ENTRIES SHOWN:
--------------------------------

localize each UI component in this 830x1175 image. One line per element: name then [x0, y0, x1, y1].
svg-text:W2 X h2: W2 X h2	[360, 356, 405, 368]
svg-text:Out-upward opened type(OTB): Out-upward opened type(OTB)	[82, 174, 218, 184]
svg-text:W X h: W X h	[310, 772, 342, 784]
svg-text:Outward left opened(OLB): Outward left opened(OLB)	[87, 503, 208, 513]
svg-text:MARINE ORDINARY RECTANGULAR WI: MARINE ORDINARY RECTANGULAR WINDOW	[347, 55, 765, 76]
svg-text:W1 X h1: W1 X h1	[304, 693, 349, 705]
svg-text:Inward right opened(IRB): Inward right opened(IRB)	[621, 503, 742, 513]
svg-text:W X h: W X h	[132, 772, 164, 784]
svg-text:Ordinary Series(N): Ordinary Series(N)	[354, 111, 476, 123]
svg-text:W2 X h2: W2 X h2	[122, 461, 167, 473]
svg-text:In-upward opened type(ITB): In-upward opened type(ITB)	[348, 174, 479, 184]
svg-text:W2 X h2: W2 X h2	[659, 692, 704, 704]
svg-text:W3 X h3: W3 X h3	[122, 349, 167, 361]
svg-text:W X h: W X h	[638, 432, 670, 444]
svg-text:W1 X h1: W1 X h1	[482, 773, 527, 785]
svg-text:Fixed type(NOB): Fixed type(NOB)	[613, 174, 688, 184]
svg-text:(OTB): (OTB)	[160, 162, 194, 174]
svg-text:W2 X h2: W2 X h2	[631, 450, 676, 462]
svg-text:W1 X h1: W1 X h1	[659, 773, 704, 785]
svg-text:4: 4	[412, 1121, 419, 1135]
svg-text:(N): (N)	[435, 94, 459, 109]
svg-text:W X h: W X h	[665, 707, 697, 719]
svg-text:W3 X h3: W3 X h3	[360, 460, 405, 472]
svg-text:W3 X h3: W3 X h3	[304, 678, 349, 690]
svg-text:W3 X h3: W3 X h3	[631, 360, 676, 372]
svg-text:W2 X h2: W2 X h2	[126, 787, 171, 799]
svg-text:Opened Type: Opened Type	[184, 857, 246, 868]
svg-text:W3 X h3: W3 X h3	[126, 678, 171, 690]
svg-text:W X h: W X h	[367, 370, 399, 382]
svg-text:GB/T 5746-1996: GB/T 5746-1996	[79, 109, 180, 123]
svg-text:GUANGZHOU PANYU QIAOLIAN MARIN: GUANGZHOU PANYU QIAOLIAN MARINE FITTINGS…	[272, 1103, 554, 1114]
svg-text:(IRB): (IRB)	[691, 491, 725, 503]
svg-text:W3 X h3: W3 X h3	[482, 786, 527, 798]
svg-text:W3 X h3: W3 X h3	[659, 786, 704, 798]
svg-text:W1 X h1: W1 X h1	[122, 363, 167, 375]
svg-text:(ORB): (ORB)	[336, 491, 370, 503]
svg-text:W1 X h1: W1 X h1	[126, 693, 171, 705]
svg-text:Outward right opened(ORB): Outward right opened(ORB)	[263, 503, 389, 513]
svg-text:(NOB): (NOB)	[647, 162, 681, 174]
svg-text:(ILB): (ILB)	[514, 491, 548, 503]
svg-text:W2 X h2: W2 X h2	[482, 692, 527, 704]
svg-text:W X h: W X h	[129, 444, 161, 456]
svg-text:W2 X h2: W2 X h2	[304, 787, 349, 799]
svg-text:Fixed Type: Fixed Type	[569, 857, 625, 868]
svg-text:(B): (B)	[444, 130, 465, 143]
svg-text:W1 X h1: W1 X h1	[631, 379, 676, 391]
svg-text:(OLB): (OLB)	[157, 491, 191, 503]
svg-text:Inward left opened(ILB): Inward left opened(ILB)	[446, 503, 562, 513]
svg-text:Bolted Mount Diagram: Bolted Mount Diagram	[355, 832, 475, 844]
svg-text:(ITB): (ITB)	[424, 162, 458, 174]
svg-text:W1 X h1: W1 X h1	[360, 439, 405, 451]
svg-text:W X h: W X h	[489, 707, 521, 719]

--------------------------------

EXERCISE INSTRUCTIONS: Can you copy out the material, from its first line down to and including the line that contains "450, 676, 462]", reproducing each line verbatim?

ANSWER TO THE EXERCISE:
localize each UI component in this 830x1175 image. One line per element: name then [x0, y0, x1, y1].
svg-text:W2 X h2: W2 X h2	[360, 356, 405, 368]
svg-text:Out-upward opened type(OTB): Out-upward opened type(OTB)	[82, 174, 218, 184]
svg-text:W X h: W X h	[310, 772, 342, 784]
svg-text:Outward left opened(OLB): Outward left opened(OLB)	[87, 503, 208, 513]
svg-text:MARINE ORDINARY RECTANGULAR WI: MARINE ORDINARY RECTANGULAR WINDOW	[347, 55, 765, 76]
svg-text:W1 X h1: W1 X h1	[304, 693, 349, 705]
svg-text:Inward right opened(IRB): Inward right opened(IRB)	[621, 503, 742, 513]
svg-text:W X h: W X h	[132, 772, 164, 784]
svg-text:Ordinary Series(N): Ordinary Series(N)	[354, 111, 476, 123]
svg-text:W2 X h2: W2 X h2	[122, 461, 167, 473]
svg-text:In-upward opened type(ITB): In-upward opened type(ITB)	[348, 174, 479, 184]
svg-text:W2 X h2: W2 X h2	[659, 692, 704, 704]
svg-text:W3 X h3: W3 X h3	[122, 349, 167, 361]
svg-text:W X h: W X h	[638, 432, 670, 444]
svg-text:W1 X h1: W1 X h1	[482, 773, 527, 785]
svg-text:Fixed type(NOB): Fixed type(NOB)	[613, 174, 688, 184]
svg-text:(OTB): (OTB)	[160, 162, 194, 174]
svg-text:W2 X h2: W2 X h2	[631, 450, 676, 462]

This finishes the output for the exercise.